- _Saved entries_

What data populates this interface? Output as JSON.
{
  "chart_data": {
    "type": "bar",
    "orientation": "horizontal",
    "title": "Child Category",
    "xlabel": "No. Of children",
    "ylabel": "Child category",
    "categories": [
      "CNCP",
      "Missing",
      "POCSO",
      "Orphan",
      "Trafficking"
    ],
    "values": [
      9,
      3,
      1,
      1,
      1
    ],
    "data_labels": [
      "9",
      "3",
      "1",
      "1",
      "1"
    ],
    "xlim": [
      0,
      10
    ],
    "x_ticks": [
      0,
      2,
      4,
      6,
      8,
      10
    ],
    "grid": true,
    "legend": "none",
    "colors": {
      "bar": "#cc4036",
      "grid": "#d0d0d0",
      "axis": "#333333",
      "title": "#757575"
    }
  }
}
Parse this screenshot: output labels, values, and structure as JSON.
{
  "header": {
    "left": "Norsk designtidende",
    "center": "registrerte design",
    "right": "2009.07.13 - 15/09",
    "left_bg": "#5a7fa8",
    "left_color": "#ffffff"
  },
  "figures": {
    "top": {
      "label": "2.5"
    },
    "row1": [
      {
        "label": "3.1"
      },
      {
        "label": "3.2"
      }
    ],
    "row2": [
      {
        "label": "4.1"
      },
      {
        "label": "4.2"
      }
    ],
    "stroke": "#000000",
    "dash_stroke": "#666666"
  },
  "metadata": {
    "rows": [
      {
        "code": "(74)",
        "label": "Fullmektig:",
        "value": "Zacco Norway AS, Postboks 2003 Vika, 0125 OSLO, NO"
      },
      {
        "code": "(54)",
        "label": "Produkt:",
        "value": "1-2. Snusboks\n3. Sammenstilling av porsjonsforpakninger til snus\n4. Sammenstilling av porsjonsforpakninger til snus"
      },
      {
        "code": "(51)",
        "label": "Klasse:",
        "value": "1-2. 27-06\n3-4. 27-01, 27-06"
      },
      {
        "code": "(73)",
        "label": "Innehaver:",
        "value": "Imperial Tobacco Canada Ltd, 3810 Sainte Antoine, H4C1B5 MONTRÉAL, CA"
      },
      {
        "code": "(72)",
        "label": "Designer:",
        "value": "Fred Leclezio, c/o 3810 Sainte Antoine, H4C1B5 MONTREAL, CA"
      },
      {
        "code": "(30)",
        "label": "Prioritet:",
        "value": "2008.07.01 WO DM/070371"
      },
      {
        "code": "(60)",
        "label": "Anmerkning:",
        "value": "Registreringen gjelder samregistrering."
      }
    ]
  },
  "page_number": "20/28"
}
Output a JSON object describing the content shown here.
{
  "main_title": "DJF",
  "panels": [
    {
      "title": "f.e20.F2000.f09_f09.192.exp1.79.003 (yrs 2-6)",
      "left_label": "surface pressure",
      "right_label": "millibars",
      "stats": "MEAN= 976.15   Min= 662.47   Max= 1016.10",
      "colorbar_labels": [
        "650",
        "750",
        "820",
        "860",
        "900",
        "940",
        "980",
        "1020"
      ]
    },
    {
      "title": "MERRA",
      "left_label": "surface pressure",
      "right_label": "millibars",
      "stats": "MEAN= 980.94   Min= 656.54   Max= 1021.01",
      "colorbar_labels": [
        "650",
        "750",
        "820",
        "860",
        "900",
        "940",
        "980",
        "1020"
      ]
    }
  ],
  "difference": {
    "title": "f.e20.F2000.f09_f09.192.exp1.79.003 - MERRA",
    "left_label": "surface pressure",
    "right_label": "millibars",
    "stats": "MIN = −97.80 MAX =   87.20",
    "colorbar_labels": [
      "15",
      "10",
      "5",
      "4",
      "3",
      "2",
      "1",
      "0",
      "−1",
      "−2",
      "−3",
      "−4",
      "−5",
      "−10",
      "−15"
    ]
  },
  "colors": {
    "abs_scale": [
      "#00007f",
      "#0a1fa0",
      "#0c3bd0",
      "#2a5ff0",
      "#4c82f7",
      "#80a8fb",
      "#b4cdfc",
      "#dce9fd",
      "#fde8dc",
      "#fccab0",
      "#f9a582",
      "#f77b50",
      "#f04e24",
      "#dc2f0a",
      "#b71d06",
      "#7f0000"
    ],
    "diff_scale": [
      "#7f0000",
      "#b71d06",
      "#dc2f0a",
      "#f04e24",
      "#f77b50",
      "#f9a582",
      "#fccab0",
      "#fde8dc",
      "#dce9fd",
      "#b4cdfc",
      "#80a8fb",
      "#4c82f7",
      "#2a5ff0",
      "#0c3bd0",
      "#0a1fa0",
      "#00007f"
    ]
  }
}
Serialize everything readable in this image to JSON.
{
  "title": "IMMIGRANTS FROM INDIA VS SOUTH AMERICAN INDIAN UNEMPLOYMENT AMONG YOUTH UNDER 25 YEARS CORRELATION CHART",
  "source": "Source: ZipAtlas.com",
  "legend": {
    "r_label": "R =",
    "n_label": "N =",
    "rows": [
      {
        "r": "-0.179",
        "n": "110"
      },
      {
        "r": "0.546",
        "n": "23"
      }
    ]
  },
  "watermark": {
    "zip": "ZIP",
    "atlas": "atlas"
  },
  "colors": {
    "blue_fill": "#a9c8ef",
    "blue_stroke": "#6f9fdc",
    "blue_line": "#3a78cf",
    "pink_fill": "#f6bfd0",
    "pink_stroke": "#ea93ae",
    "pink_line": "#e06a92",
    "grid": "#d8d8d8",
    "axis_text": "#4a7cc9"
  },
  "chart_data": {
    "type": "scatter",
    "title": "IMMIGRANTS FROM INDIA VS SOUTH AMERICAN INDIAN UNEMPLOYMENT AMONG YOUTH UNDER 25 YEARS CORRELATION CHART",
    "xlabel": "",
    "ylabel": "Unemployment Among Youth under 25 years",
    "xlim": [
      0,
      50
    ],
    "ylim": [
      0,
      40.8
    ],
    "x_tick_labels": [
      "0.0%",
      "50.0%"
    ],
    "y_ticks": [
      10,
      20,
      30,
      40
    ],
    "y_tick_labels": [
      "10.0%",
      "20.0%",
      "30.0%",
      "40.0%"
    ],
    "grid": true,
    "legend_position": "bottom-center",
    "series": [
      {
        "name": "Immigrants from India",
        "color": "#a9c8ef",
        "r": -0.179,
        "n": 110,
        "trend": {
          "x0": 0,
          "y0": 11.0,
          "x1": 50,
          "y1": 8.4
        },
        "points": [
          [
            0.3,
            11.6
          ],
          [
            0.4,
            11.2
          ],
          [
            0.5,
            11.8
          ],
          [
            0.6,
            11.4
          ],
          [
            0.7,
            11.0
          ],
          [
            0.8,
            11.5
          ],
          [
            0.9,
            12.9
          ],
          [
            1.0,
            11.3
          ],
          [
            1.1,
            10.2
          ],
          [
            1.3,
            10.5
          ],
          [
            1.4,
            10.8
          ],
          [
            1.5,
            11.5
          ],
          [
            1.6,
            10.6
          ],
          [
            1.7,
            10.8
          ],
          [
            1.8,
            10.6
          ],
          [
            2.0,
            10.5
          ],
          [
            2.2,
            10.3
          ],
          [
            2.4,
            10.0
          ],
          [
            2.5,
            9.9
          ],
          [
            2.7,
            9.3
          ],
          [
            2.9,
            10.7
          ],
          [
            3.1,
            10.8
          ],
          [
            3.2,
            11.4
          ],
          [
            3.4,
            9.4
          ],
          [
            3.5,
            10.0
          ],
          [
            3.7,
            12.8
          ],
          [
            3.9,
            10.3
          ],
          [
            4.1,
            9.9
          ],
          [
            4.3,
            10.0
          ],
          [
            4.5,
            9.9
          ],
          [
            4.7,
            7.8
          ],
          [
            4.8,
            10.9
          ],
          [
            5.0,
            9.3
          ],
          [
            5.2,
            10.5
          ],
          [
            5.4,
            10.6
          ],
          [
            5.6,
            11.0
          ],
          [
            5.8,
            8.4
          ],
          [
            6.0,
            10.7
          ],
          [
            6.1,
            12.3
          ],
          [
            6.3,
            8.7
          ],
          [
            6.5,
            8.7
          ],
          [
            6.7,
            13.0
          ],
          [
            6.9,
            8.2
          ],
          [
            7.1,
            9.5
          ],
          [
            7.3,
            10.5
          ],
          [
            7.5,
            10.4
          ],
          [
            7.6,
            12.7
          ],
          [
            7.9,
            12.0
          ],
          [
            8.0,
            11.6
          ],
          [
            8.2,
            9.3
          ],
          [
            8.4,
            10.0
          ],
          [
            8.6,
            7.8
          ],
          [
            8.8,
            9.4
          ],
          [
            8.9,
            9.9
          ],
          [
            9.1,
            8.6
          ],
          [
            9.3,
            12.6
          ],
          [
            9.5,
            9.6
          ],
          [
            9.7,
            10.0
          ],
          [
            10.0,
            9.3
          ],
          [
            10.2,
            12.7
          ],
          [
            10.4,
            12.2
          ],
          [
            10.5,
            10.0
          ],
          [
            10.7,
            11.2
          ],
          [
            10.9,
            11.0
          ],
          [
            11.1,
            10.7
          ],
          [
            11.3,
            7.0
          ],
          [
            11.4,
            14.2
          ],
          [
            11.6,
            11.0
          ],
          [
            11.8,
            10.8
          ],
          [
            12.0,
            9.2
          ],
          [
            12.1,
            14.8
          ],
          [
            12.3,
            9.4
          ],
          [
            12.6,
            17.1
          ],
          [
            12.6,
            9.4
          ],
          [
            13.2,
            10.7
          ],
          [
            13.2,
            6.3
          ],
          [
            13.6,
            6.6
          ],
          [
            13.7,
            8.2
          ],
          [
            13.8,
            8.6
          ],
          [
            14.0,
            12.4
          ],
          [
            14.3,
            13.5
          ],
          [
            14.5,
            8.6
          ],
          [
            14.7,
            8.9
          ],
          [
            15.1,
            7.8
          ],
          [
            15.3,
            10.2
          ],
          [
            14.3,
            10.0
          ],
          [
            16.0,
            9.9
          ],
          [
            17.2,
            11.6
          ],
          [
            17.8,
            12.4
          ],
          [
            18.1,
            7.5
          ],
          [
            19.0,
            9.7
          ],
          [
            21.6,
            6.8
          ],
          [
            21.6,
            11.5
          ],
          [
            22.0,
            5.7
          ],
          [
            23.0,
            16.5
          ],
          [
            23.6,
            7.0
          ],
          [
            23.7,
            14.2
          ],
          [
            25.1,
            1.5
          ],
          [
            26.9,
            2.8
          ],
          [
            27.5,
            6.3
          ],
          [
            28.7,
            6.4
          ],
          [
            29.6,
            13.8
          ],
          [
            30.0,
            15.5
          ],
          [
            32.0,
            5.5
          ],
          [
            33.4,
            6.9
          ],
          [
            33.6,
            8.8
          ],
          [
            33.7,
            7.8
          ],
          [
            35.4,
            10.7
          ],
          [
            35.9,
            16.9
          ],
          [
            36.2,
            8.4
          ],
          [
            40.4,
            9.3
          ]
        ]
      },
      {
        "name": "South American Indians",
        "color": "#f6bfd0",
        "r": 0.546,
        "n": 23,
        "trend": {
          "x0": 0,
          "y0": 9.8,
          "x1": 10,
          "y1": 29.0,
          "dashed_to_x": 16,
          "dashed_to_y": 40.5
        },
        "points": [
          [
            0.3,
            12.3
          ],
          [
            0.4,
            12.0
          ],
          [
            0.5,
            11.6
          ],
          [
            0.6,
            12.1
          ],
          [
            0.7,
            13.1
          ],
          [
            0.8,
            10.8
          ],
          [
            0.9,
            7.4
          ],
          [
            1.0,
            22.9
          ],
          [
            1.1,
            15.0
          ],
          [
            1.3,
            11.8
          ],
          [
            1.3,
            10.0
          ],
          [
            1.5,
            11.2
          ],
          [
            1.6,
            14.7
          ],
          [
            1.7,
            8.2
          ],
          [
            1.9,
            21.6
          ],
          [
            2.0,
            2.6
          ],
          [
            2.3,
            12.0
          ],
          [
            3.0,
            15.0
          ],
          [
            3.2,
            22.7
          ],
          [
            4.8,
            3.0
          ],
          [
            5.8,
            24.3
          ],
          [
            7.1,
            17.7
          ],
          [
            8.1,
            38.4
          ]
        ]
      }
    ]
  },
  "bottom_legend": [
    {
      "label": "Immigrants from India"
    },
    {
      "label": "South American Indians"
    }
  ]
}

- _Request_
Find the word "Sainte" in the data and show each line that holds it.

- _Written response_
        "value": "Imperial Tobacco Canada Ltd, 3810 Sainte Antoine, H4C1B5 MONTRÉAL, CA"
        "value": "Fred Leclezio, c/o 3810 Sainte Antoine, H4C1B5 MONTREAL, CA"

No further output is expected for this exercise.